PAGE TEXT.
+++
Cristian Tassano

Personal information
- Full name: Cristian Marcelo González Tassano
- Date of birth: 23 July 1996 (age 29)
- Place of birth: Montevideo, Uruguay
- Height: 1.85 m (6 ft 1 in)
- Position: Centre-back

Team information
- Current team: Remo
- Number: 17

Youth career
- Peñarol AUFI
- 2010–2015: Danubio

Senior career*
- Years: Team / Apps / (Gls)
- 2015–2016: Danubio / 31 / (0)
- 2016–2020: Sevilla B / 31 / (2)
- 2018–2019: → FC Twente (loan) / 33 / (0)
- 2019–2020: → Mirandés (loan) / 10 / (0)
- 2020: → Rosario Central (loan) / 2 / (1)
- 2020–2023: Santa Clara / 35 / (1)
- 2023–2024: Khimki / 7 / (0)
- 2023–2024: → Torreense (loan) / 12 / (1)
- 2024–2025: Feirense / 31 / (0)
- 2025–: Remo / 3 / (0)

International career^{‡}
- 2015: Uruguay U20 / 1 / (0)

= Cristian Tassano =

Uruguayan footballer (born 1996)

Cristian Marcelo González Tassano (born 23 July 1996) is an Uruguayan professional footballer who plays as a centre-back for Brazilian club Remo.

==Club career==
Born in Montevideo, Tassano joined Danubio's youth setup in December 2010, from C.A. Peñarol de AUFI. He made his first team debut on 7 March 2015, starting in a 0–0 home draw against Montevideo Wanderers.

Tassano first appeared in Copa Libertadores on 18 March 2015, playing the full 90 minutes in a 1–2 home loss against Corinthians. He became a regular starter for the side during the 2014–15 campaign, contributing with 22 appearances.

On 23 August 2016, Tassano signed a four-year contract with Sevilla FC, being assigned to the reserves in Segunda División. He made his debut for the club three days later, coming on as a substitute for compatriot Andrés Schetino in a 1–1 away draw against CD Tenerife.

Tassano scored his first senior goal on 13 November 2016, netting the game's only in a home success over UD Almería. On 15 August 2018, after suffering relegation, he was loaned to Eredivisie side FC Twente for one year.

On 14 August 2019, Tassano returned to Spain and its second division, after agreeing to a one-year loan deal with CD Mirandés. Nevertheless, in January 2020 he returned to Sevilla. On 27 January 2020, he then moved to Argentine club Rosario Central on one-year loan deal.

After only two games for Rosario, Tassano terminated his agreement with Rosario and travelled to Portugal to sign with C.D. Santa Clara. The deal with Santa Clara was confirmed on 5 October 2020.

On 10 February 2023, Tassano signed a two-year contract with Russian Premier League club Khimki.

On 1 September 2023, Liga Portugal 2 side Torreense announced the signing of Tassano on a season-long loan from Khimki.

On 1 August 2024, Tassano returned to Liga Portugal 2 and joined Feirense.

==Personal life==
González Tassano was registered by the Russian Premier League as a citizen of Italy.
+++
MATERIAL PROVIDED.
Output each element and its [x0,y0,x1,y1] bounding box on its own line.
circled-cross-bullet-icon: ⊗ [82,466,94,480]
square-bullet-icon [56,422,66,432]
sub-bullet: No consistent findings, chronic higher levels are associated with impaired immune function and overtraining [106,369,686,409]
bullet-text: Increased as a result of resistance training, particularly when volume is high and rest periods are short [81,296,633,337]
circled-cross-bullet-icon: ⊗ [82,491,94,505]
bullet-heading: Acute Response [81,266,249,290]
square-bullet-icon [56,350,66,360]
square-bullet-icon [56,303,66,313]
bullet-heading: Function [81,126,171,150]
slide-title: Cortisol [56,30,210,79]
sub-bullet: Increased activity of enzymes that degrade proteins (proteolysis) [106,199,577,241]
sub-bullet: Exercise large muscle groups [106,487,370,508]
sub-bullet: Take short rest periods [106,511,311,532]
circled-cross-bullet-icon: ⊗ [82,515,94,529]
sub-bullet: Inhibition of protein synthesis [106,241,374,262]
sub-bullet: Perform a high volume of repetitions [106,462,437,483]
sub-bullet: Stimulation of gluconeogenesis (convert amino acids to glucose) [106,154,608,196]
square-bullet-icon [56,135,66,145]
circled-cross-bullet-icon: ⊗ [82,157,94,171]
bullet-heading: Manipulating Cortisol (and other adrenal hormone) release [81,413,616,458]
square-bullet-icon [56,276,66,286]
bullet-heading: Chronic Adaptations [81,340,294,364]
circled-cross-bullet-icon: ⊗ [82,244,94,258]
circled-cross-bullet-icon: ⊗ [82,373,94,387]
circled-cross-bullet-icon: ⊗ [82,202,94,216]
+++
REQUIRED ACTION 1.
Rewrite the paragraph of the Cristian Tassano article that begins "On 14 August 2019" as a shorter version that keeps its main facts.
REQUIRED ACTION 2.
List every club that the Cristian Tassano article says he joined on loan.

EXPECTED OUTPUT 1.
On 14 August 2019, Tassano went back to Spain's second division on a one-year loan to CD Mirandés. He returned to Sevilla in January 2020, and on 27 January 2020 he joined Argentine club Rosario Central on a one-year loan.

EXPECTED OUTPUT 2.
- FC Twente
- Mirandés
- Rosario Central
- Torreense